**INSTRUCTIONS TO FOLLOW:**
Extract the lines that hold the string "type".

[Begin DATA SHOWN]

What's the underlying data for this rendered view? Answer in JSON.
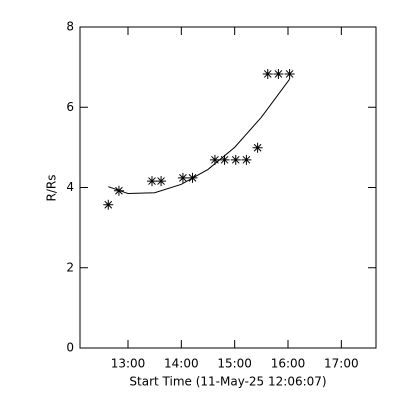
{
  "chart_data": {
    "type": "scatter",
    "x_label": "Start Time (11-May-25 12:06:07)",
    "y_label": "R/Rs",
    "xlim": [
      12.1,
      17.65
    ],
    "xticks": [
      {
        "value": 13,
        "label": "13:00"
      },
      {
        "value": 14,
        "label": "14:00"
      },
      {
        "value": 15,
        "label": "15:00"
      },
      {
        "value": 16,
        "label": "16:00"
      },
      {
        "value": 17,
        "label": "17:00"
      }
    ],
    "ylim": [
      0,
      8
    ],
    "yticks": [
      0,
      2,
      4,
      6,
      8
    ],
    "color": "#000000",
    "series": [
      {
        "type": "scatter",
        "marker": "asterisk",
        "x": [
          12.63,
          12.83,
          13.45,
          13.62,
          14.03,
          14.21,
          14.63,
          14.81,
          15.02,
          15.22,
          15.43,
          15.62,
          15.82,
          16.03
        ],
        "values": [
          3.57,
          3.92,
          4.16,
          4.16,
          4.24,
          4.24,
          4.69,
          4.69,
          4.69,
          4.69,
          4.99,
          6.83,
          6.83,
          6.83
        ]
      },
      {
        "type": "line",
        "x": [
          12.63,
          13.0,
          13.5,
          14.0,
          14.5,
          15.0,
          15.5,
          16.03
        ],
        "values": [
          4.02,
          3.85,
          3.87,
          4.08,
          4.45,
          5.0,
          5.75,
          6.7
        ]
      }
    ]
  }
}
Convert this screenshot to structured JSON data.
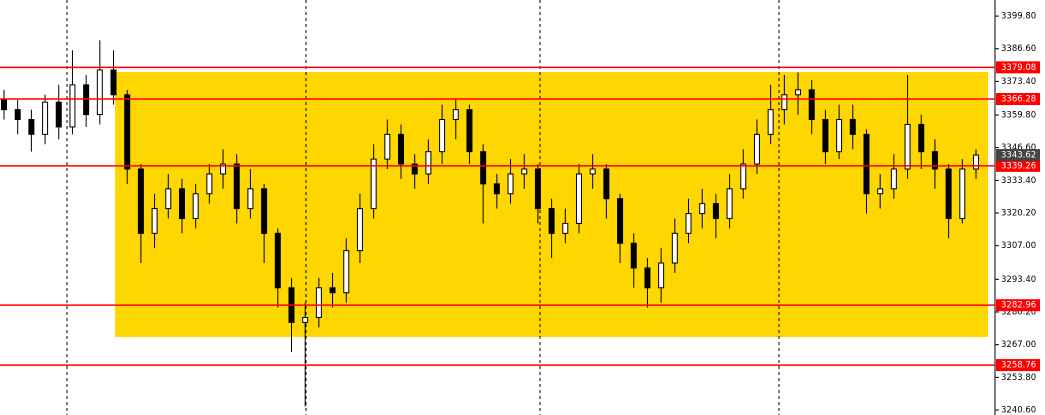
{
  "chart_data": {
    "type": "candlestick",
    "open": [
      3366,
      3362,
      3358,
      3352,
      3365,
      3355,
      3372,
      3360,
      3378,
      3368,
      3338,
      3312,
      3322,
      3330,
      3318,
      3328,
      3336,
      3340,
      3322,
      3330,
      3312,
      3290,
      3276,
      3278,
      3290,
      3288,
      3305,
      3322,
      3342,
      3352,
      3340,
      3336,
      3345,
      3358,
      3362,
      3345,
      3332,
      3328,
      3336,
      3338,
      3322,
      3312,
      3316,
      3336,
      3338,
      3326,
      3308,
      3298,
      3290,
      3300,
      3312,
      3320,
      3324,
      3318,
      3330,
      3340,
      3352,
      3362,
      3368,
      3370,
      3358,
      3345,
      3358,
      3352,
      3328,
      3330,
      3338,
      3356,
      3345,
      3338,
      3318,
      3338
    ],
    "high": [
      3370,
      3366,
      3362,
      3368,
      3372,
      3386,
      3376,
      3390,
      3386,
      3370,
      3340,
      3328,
      3336,
      3334,
      3332,
      3340,
      3346,
      3344,
      3338,
      3332,
      3314,
      3294,
      3284,
      3294,
      3296,
      3310,
      3328,
      3348,
      3358,
      3356,
      3344,
      3350,
      3364,
      3366,
      3364,
      3348,
      3336,
      3342,
      3344,
      3340,
      3326,
      3322,
      3340,
      3344,
      3340,
      3328,
      3312,
      3302,
      3306,
      3318,
      3326,
      3330,
      3328,
      3336,
      3346,
      3358,
      3372,
      3376,
      3377,
      3374,
      3362,
      3364,
      3364,
      3354,
      3336,
      3344,
      3376,
      3360,
      3350,
      3340,
      3342,
      3346
    ],
    "low": [
      3358,
      3352,
      3345,
      3348,
      3350,
      3352,
      3355,
      3356,
      3364,
      3332,
      3300,
      3306,
      3318,
      3312,
      3314,
      3324,
      3330,
      3316,
      3318,
      3300,
      3282,
      3264,
      3242,
      3274,
      3282,
      3284,
      3300,
      3318,
      3338,
      3334,
      3330,
      3332,
      3340,
      3350,
      3340,
      3316,
      3322,
      3324,
      3330,
      3316,
      3302,
      3308,
      3312,
      3330,
      3318,
      3300,
      3290,
      3282,
      3284,
      3296,
      3308,
      3314,
      3310,
      3314,
      3326,
      3336,
      3348,
      3356,
      3360,
      3352,
      3340,
      3342,
      3346,
      3320,
      3322,
      3326,
      3334,
      3338,
      3330,
      3310,
      3316,
      3334
    ],
    "close": [
      3362,
      3358,
      3352,
      3365,
      3355,
      3372,
      3360,
      3378,
      3368,
      3338,
      3312,
      3322,
      3330,
      3318,
      3328,
      3336,
      3340,
      3322,
      3330,
      3312,
      3290,
      3276,
      3278,
      3290,
      3288,
      3305,
      3322,
      3342,
      3352,
      3340,
      3336,
      3345,
      3358,
      3362,
      3345,
      3332,
      3328,
      3336,
      3338,
      3322,
      3312,
      3316,
      3336,
      3338,
      3326,
      3308,
      3298,
      3290,
      3300,
      3312,
      3320,
      3324,
      3318,
      3330,
      3340,
      3352,
      3362,
      3368,
      3370,
      3358,
      3345,
      3358,
      3352,
      3328,
      3330,
      3338,
      3356,
      3345,
      3338,
      3318,
      3338,
      3343.62
    ],
    "up_color": "#ffffff",
    "down_color": "#000000",
    "level_color": "#ff0000",
    "ylim": [
      3240.6,
      3406.3
    ],
    "yticks": [
      {
        "value": 3399.8,
        "label": "3399.80"
      },
      {
        "value": 3386.6,
        "label": "3386.60"
      },
      {
        "value": 3373.4,
        "label": "3373.40"
      },
      {
        "value": 3359.8,
        "label": "3359.80"
      },
      {
        "value": 3346.6,
        "label": "3346.60"
      },
      {
        "value": 3333.4,
        "label": "3333.40"
      },
      {
        "value": 3320.2,
        "label": "3320.20"
      },
      {
        "value": 3307,
        "label": "3307.00"
      },
      {
        "value": 3293.4,
        "label": "3293.40"
      },
      {
        "value": 3280.2,
        "label": "3280.20"
      },
      {
        "value": 3267,
        "label": "3267.00"
      },
      {
        "value": 3253.8,
        "label": "3253.80"
      },
      {
        "value": 3240.6,
        "label": "3240.60"
      }
    ],
    "levels": [
      {
        "value": 3379.08,
        "label": "3379.08"
      },
      {
        "value": 3366.28,
        "label": "3366.28"
      },
      {
        "value": 3339.26,
        "label": "3339.26"
      },
      {
        "value": 3282.96,
        "label": "3282.96"
      },
      {
        "value": 3258.76,
        "label": "3258.76"
      }
    ],
    "last_price": {
      "value": 3343.62,
      "label": "3343.62"
    }
  }
}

[End DATA SHOWN]

**WRITTEN SOLUTION:**
    "type": "scatter",
        "type": "scatter",
        "type": "line",
    "type": "candlestick",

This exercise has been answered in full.